*Data excerpts*
▽

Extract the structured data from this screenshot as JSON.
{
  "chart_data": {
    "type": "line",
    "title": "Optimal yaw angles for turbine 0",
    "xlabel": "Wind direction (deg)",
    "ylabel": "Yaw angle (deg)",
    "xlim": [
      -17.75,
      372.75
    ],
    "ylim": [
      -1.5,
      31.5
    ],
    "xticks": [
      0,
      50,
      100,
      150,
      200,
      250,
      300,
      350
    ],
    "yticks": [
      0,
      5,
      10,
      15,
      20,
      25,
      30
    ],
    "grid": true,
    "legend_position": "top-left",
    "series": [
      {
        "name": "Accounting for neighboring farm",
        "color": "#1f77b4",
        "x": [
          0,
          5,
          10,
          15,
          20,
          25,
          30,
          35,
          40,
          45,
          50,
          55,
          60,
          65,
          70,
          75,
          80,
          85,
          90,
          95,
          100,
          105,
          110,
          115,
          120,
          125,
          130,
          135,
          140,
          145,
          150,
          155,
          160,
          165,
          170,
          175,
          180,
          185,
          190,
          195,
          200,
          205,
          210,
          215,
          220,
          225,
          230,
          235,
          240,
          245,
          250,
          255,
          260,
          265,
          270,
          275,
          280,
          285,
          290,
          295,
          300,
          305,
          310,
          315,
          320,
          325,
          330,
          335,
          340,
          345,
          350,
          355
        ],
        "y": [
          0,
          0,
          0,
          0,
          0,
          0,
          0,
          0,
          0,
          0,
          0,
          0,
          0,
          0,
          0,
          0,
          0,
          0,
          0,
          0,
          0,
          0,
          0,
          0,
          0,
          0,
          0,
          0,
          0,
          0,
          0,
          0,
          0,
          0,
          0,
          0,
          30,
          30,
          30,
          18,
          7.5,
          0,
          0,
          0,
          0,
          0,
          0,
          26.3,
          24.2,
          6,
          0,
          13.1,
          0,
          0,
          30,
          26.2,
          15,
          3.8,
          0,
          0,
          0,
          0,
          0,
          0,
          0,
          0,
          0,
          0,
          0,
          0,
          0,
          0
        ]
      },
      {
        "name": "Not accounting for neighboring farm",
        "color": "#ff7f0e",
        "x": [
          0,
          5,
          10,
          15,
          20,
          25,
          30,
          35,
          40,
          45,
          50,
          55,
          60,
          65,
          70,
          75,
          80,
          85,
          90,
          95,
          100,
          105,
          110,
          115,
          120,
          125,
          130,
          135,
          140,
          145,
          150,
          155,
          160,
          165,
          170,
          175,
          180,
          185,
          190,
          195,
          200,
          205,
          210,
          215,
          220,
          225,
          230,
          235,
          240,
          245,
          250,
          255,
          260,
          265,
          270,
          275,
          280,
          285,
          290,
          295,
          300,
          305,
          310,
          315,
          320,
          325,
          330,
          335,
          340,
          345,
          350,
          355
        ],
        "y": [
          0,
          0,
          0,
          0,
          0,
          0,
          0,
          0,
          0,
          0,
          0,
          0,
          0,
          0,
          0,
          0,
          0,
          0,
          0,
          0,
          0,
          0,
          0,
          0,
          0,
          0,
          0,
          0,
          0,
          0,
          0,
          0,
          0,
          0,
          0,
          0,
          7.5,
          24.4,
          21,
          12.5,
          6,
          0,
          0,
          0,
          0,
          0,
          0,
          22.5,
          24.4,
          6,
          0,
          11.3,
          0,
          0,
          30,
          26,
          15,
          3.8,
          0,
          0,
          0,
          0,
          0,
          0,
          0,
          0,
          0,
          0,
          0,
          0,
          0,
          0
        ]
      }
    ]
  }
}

△
▽

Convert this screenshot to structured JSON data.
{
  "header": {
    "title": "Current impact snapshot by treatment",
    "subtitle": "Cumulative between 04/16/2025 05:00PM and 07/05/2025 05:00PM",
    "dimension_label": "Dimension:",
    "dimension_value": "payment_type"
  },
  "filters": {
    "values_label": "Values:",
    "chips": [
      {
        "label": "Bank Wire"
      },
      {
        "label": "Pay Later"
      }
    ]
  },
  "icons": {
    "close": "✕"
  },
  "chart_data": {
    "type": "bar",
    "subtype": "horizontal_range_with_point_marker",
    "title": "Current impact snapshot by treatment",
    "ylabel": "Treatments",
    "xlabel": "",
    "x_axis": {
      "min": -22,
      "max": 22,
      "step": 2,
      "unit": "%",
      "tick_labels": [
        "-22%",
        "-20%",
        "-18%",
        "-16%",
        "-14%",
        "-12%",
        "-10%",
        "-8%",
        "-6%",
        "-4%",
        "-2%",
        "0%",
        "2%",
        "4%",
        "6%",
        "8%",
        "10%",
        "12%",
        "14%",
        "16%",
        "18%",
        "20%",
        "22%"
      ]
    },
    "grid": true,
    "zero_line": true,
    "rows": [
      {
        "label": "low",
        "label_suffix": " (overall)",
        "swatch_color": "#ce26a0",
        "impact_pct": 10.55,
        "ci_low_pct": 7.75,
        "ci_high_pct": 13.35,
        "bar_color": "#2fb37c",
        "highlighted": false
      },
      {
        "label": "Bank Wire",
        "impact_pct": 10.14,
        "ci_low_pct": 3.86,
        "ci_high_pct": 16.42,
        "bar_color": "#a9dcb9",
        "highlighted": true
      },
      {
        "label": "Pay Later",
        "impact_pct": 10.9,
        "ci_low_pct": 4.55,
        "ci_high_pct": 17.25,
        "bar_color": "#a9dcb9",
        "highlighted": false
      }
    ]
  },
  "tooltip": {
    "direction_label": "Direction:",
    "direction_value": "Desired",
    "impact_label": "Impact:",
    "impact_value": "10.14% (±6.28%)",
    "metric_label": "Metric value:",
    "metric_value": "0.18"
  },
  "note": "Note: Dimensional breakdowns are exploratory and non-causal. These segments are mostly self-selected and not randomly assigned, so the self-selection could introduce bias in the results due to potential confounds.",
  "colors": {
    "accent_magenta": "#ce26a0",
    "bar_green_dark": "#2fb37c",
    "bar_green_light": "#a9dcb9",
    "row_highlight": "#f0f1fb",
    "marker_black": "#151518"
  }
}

△
▽

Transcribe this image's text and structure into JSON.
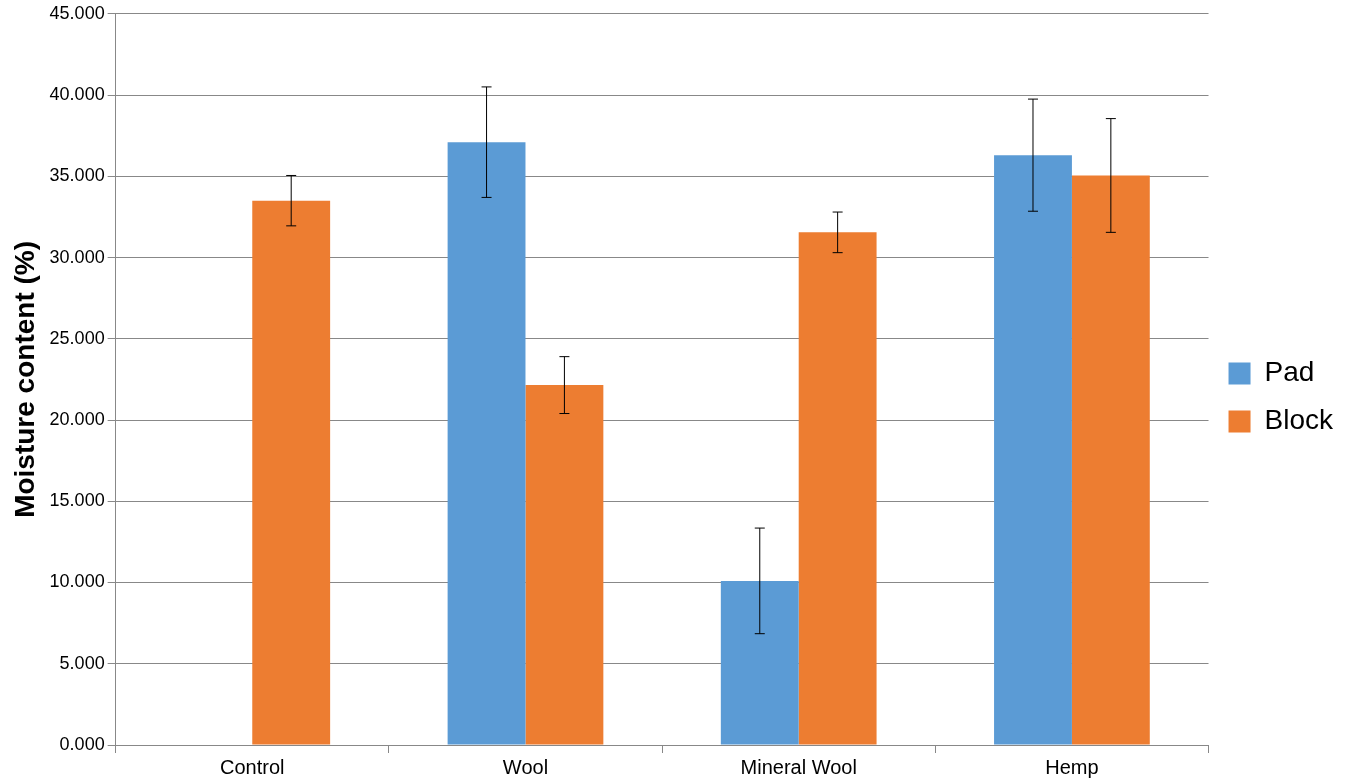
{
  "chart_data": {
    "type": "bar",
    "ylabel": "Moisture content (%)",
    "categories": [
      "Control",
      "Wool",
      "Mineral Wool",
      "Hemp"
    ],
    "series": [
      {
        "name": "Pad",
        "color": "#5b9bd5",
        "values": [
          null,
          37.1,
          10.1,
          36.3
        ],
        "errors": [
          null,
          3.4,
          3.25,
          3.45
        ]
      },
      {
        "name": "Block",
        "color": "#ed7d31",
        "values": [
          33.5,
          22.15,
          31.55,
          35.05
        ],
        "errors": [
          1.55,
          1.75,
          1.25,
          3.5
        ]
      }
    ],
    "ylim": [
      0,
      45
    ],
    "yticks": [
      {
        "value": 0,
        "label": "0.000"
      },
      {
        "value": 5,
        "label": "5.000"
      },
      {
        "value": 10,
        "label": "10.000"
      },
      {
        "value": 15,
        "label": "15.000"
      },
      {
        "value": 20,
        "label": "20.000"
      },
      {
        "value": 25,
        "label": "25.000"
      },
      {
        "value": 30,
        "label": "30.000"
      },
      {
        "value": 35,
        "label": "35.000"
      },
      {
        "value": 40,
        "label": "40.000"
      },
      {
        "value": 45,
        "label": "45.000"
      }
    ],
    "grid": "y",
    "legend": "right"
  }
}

△

*Aim of the exercise*
In the data above, how many lines contain the string "this"? Answer with the number only.

*Task answer*
3